Find and copy every line in the records that includes the string "this".

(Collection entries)

* * *

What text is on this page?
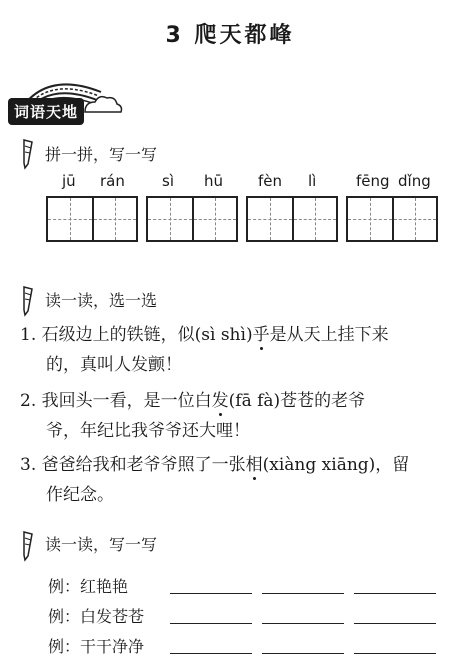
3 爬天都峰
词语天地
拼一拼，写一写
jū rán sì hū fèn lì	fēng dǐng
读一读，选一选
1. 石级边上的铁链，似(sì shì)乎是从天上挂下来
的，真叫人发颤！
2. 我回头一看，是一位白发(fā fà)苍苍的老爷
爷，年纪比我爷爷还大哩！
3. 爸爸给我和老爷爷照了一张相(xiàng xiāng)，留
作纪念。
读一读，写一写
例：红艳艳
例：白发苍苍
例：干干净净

* * *

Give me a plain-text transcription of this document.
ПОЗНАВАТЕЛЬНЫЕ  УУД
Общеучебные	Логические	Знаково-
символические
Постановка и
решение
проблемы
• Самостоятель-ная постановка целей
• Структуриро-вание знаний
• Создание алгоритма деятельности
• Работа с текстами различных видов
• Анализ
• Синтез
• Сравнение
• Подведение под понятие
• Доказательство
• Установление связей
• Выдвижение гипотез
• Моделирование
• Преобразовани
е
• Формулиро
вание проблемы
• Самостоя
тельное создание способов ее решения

* * *

SOLUTION TO THE PROBLEM:
What text is on this page?
Give me a plain-text transcription of this document.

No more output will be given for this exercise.